— WHAT THE TASK ASKS —
Copy every line from the records below that holds the word "Breakdown".

— DATASET RECORDS —

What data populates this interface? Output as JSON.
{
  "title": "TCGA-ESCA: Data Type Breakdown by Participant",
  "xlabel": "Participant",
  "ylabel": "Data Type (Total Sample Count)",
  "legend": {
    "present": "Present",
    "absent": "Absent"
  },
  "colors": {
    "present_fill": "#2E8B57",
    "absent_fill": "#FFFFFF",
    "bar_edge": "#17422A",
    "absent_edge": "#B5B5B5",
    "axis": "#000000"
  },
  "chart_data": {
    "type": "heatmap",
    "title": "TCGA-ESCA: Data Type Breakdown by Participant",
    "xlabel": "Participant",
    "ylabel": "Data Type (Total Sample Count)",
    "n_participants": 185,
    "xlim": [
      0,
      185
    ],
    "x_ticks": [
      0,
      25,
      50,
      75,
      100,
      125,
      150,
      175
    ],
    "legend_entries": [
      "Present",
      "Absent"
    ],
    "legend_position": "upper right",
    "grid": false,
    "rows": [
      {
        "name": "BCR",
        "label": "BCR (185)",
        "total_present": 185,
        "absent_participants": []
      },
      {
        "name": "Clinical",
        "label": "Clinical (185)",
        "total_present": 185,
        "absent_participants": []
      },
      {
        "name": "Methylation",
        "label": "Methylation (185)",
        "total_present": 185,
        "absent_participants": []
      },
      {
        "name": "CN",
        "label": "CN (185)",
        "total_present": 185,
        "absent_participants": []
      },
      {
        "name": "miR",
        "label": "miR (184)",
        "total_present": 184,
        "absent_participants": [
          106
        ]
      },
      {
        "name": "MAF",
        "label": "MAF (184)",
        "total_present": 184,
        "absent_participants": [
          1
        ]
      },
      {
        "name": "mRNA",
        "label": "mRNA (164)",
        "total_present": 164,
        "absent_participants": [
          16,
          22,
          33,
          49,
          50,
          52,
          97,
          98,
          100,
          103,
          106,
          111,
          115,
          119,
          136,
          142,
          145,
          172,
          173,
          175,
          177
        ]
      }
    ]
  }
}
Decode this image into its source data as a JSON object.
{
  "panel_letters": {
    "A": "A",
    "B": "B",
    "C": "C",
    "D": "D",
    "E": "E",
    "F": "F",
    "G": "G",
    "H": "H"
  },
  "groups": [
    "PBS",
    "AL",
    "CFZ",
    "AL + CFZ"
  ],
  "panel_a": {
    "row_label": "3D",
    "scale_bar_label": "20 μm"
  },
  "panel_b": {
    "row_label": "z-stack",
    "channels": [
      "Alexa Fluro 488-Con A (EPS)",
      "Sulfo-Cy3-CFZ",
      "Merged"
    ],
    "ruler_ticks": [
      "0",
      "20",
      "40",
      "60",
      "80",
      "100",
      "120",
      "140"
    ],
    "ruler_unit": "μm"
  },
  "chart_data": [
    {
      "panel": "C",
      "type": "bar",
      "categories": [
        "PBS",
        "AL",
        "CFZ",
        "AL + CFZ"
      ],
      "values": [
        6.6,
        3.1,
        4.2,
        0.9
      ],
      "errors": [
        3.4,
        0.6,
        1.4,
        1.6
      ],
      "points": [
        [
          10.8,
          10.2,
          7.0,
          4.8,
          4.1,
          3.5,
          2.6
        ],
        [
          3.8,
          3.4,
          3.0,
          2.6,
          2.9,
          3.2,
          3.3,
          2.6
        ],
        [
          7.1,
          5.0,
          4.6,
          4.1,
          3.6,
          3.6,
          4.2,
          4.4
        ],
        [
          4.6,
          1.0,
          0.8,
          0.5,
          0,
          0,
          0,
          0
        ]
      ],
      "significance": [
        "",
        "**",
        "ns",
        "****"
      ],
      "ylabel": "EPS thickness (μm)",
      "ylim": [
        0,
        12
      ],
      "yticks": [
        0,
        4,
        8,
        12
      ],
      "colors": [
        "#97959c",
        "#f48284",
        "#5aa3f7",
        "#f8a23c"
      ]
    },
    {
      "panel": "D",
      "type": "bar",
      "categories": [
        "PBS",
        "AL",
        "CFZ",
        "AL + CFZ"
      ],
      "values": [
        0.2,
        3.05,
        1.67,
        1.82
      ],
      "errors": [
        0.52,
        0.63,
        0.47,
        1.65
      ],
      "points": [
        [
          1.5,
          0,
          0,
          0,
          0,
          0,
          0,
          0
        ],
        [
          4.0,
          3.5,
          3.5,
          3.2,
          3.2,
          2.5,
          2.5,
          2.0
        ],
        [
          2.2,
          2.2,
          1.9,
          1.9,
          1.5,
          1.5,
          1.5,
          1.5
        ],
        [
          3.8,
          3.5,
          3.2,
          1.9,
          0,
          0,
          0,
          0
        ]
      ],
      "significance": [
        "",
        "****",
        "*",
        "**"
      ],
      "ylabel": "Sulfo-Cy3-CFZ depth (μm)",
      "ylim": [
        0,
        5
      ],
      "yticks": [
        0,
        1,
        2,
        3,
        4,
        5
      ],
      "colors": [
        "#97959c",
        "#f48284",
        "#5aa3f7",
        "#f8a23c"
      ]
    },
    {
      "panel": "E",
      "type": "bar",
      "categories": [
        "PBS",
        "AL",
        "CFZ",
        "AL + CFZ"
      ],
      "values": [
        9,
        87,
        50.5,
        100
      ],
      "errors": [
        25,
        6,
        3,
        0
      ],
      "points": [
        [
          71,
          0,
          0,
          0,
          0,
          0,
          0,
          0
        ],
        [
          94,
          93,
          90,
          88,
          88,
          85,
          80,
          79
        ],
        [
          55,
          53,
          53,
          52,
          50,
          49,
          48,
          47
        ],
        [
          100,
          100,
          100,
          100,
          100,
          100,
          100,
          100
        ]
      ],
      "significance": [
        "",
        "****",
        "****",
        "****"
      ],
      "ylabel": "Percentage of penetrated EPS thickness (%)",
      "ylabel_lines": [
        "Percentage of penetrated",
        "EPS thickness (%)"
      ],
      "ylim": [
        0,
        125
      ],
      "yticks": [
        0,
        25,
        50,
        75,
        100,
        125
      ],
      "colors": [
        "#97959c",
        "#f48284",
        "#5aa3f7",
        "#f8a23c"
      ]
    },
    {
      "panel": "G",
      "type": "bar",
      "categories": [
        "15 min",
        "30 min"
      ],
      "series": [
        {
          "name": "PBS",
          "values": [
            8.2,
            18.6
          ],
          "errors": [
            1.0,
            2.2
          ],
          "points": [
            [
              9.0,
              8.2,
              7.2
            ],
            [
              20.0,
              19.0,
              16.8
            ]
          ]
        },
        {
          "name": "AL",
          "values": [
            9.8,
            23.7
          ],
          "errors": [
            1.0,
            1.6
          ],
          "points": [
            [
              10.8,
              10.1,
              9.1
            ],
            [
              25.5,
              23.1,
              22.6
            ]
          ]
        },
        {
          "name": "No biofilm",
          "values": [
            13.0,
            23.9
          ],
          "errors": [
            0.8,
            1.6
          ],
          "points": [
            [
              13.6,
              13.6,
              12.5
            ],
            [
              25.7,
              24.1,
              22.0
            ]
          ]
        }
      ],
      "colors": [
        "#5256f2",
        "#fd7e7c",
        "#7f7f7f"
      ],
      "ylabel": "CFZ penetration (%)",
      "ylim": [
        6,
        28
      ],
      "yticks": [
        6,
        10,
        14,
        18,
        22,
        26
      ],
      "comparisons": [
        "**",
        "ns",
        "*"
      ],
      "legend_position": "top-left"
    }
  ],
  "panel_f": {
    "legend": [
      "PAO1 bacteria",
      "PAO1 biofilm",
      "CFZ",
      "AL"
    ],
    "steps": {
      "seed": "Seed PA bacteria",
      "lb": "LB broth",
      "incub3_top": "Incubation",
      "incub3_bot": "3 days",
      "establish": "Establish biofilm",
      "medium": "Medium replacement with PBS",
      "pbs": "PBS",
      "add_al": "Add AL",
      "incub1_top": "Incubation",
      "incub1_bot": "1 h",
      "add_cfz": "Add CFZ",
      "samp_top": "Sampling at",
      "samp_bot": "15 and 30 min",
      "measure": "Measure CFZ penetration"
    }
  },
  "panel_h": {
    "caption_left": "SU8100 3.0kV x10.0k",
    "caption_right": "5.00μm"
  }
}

— FINISHED EXERCISE —
  "title": "TCGA-ESCA: Data Type Breakdown by Participant",
    "title": "TCGA-ESCA: Data Type Breakdown by Participant",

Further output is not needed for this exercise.